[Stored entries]
________________

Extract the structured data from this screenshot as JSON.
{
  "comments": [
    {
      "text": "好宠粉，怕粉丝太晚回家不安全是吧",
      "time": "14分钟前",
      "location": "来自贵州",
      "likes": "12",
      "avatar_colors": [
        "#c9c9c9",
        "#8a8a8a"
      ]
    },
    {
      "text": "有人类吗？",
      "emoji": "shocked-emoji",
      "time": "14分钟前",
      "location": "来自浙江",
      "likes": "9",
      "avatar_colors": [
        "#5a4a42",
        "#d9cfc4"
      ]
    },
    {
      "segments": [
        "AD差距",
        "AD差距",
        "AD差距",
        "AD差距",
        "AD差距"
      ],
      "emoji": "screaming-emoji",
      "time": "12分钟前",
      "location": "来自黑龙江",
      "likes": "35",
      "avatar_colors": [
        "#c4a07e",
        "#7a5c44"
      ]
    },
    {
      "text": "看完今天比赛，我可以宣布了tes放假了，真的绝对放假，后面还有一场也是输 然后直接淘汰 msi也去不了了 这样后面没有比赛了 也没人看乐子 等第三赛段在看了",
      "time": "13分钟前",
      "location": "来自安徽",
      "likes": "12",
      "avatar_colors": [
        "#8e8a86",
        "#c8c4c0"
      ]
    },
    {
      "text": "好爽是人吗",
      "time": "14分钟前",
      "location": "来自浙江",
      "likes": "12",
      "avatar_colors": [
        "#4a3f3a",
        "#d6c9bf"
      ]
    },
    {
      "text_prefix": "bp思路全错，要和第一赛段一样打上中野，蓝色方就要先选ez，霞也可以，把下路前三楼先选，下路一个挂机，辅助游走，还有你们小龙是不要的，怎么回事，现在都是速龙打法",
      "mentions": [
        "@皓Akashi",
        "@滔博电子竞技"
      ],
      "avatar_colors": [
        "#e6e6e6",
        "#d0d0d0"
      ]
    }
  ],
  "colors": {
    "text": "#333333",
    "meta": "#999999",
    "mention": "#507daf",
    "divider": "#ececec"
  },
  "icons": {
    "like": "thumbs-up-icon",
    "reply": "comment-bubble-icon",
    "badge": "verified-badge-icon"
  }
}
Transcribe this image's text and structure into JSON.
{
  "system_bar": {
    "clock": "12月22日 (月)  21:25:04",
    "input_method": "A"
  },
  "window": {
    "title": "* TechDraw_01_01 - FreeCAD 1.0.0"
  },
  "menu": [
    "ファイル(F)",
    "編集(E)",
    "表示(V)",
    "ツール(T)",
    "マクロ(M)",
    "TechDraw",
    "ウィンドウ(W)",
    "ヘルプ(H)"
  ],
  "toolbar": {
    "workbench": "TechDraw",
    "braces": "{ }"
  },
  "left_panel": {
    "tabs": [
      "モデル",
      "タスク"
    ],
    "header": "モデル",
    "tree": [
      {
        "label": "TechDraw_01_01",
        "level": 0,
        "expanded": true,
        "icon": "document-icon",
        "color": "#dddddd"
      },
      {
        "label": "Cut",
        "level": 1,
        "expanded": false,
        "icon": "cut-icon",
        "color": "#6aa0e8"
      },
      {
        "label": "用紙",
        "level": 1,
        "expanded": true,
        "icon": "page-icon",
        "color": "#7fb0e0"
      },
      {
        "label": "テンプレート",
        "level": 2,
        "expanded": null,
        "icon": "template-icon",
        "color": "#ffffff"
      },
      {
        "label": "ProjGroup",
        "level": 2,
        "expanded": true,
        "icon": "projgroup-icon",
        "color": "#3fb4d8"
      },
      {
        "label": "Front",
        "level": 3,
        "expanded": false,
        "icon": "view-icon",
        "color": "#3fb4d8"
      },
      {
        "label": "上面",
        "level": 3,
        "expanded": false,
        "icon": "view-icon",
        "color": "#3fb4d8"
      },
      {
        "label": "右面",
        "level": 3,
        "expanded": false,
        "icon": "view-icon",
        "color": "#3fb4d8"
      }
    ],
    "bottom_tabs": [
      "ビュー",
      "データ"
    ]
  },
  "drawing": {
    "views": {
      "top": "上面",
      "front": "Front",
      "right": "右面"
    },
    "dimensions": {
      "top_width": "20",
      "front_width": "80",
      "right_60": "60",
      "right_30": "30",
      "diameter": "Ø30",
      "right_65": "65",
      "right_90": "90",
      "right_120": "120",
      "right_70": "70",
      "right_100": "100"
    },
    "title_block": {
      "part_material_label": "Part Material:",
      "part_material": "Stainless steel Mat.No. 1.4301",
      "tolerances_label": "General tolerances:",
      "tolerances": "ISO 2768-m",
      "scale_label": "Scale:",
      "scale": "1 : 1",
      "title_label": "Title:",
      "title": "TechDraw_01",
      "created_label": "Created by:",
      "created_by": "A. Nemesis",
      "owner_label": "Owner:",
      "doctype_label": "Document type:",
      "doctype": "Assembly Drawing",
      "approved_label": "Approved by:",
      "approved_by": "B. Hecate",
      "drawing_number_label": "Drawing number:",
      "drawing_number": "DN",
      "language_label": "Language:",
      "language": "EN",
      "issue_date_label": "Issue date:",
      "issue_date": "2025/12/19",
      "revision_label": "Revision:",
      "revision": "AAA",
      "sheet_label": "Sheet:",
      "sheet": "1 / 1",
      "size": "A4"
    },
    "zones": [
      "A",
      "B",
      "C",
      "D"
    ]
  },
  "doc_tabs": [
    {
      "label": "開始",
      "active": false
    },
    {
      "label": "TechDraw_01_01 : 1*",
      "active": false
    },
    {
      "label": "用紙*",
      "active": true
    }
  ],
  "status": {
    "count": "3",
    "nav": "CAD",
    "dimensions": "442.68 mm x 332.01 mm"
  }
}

________________

**EXERCISE OBJECTIVE**: Extract, word for word, each line of the listing above.

**WRITTEN RESPONSE**:
Extract the structured data from this screenshot as JSON.
{
  "comments": [
    {
      "text": "好宠粉，怕粉丝太晚回家不安全是吧",
      "time": "14分钟前",
      "location": "来自贵州",
      "likes": "12",
      "avatar_colors": [
        "#c9c9c9",
        "#8a8a8a"
      ]
    },
    {
      "text": "有人类吗？",
      "emoji": "shocked-emoji",
      "time": "14分钟前",
      "location": "来自浙江",
      "likes": "9",
      "avatar_colors": [
        "#5a4a42",
        "#d9cfc4"
      ]
    },
    {
      "segments": [
        "AD差距",
        "AD差距",
        "AD差距",
        "AD差距",
        "AD差距"
      ],
      "emoji": "screaming-emoji",
      "time": "12分钟前",
      "location": "来自黑龙江",
      "likes": "35",
      "avatar_colors": [
        "#c4a07e",
        "#7a5c44"
      ]
    },
    {
      "text": "看完今天比赛，我可以宣布了tes放假了，真的绝对放假，后面还有一场也是输 然后直接淘汰 msi也去不了了 这样后面没有比赛了 也没人看乐子 等第三赛段在看了",
      "time": "13分钟前",
      "location": "来自安徽",
      "likes": "12",
      "avatar_colors": [
        "#8e8a86",
        "#c8c4c0"
      ]
    },
    {
      "text": "好爽是人吗",
      "time": "14分钟前",
      "location": "来自浙江",
      "likes": "12",
      "avatar_colors": [
        "#4a3f3a",
        "#d6c9bf"
      ]
    },
    {
      "text_prefix": "bp思路全错，要和第一赛段一样打上中野，蓝色方就要先选ez，霞也可以，把下路前三楼先选，下路一个挂机，辅助游走，还有你们小龙是不要的，怎么回事，现在都是速龙打法",
      "mentions": [
        "@皓Akashi",
        "@滔博电子竞技"
      ],
      "avatar_colors": [
        "#e6e6e6",
        "#d0d0d0"
      ]
    }
  ],
  "colors": {
    "text": "#333333",
    "meta": "#999999",
    "mention": "#507daf",
    "divider": "#ececec"
  },
  "icons": {
    "like": "thumbs-up-icon",
    "reply": "comment-bubble-icon",
    "badge": "verified-badge-icon"
  }
}
Transcribe this image's text and structure into JSON.
{
  "system_bar": {
    "clock": "12月22日 (月)  21:25:04",
    "input_method": "A"
  },
  "window": {
    "title": "* TechDraw_01_01 - FreeCAD 1.0.0"
  },
  "menu": [
    "ファイル(F)",
    "編集(E)",
    "表示(V)",
    "ツール(T)",
    "マクロ(M)",
    "TechDraw",
    "ウィンドウ(W)",
    "ヘルプ(H)"
  ],
  "toolbar": {
    "workbench": "TechDraw",
    "braces": "{ }"
  },
  "left_panel": {
    "tabs": [
      "モデル",
      "タスク"
    ],
    "header": "モデル",
    "tree": [
      {
        "label": "TechDraw_01_01",
        "level": 0,
        "expanded": true,
        "icon": "document-icon",
        "color": "#dddddd"
      },
      {
        "label": "Cut",
        "level": 1,
        "expanded": false,
        "icon": "cut-icon",
        "color": "#6aa0e8"
      },
      {
        "label": "用紙",
        "level": 1,
        "expanded": true,
        "icon": "page-icon",
        "color": "#7fb0e0"
      },
      {
        "label": "テンプレート",
        "level": 2,
        "expanded": null,
        "icon": "template-icon",
        "color": "#ffffff"
      },
      {
        "label": "ProjGroup",
        "level": 2,
        "expanded": true,
        "icon": "projgroup-icon",
        "color": "#3fb4d8"
      },
      {
        "label": "Front",
        "level": 3,
        "expanded": false,
        "icon": "view-icon",
        "color": "#3fb4d8"
      },
      {
        "label": "上面",
        "level": 3,
        "expanded": false,
        "icon": "view-icon",
        "color": "#3fb4d8"
      },
      {
        "label": "右面",
        "level": 3,
        "expanded": false,
        "icon": "view-icon",
        "color": "#3fb4d8"
      }
    ],
    "bottom_tabs": [
      "ビュー",
      "データ"
    ]
  },
  "drawing": {
    "views": {
      "top": "上面",
      "front": "Front",
      "right": "右面"
    },
    "dimensions": {
      "top_width": "20",
      "front_width": "80",
      "right_60": "60",
      "right_30": "30",
      "diameter": "Ø30",
      "right_65": "65",
      "right_90": "90",
      "right_120": "120",
      "right_70": "70",
      "right_100": "100"
    },
    "title_block": {
      "part_material_label": "Part Material:",
      "part_material": "Stainless steel Mat.No. 1.4301",
      "tolerances_label": "General tolerances:",
      "tolerances": "ISO 2768-m",
      "scale_label": "Scale:",
      "scale": "1 : 1",
      "title_label": "Title:",
      "title": "TechDraw_01",
      "created_label": "Created by:",
      "created_by": "A. Nemesis",
      "owner_label": "Owner:",
      "doctype_label": "Document type:",
      "doctype": "Assembly Drawing",
      "approved_label": "Approved by:",
      "approved_by": "B. Hecate",
      "drawing_number_label": "Drawing number:",
      "drawing_number": "DN",
      "language_label": "Language:",
      "language": "EN",
      "issue_date_label": "Issue date:",
      "issue_date": "2025/12/19",
      "revision_label": "Revision:",
      "revision": "AAA",
      "sheet_label": "Sheet:",
      "sheet": "1 / 1",
      "size": "A4"
    },
    "zones": [
      "A",
      "B",
      "C",
      "D"
    ]
  },
  "doc_tabs": [
    {
      "label": "開始",
      "active": false
    },
    {
      "label": "TechDraw_01_01 : 1*",
      "active": false
    },
    {
      "label": "用紙*",
      "active": true
    }
  ],
  "status": {
    "count": "3",
    "nav": "CAD",
    "dimensions": "442.68 mm x 332.01 mm"
  }
}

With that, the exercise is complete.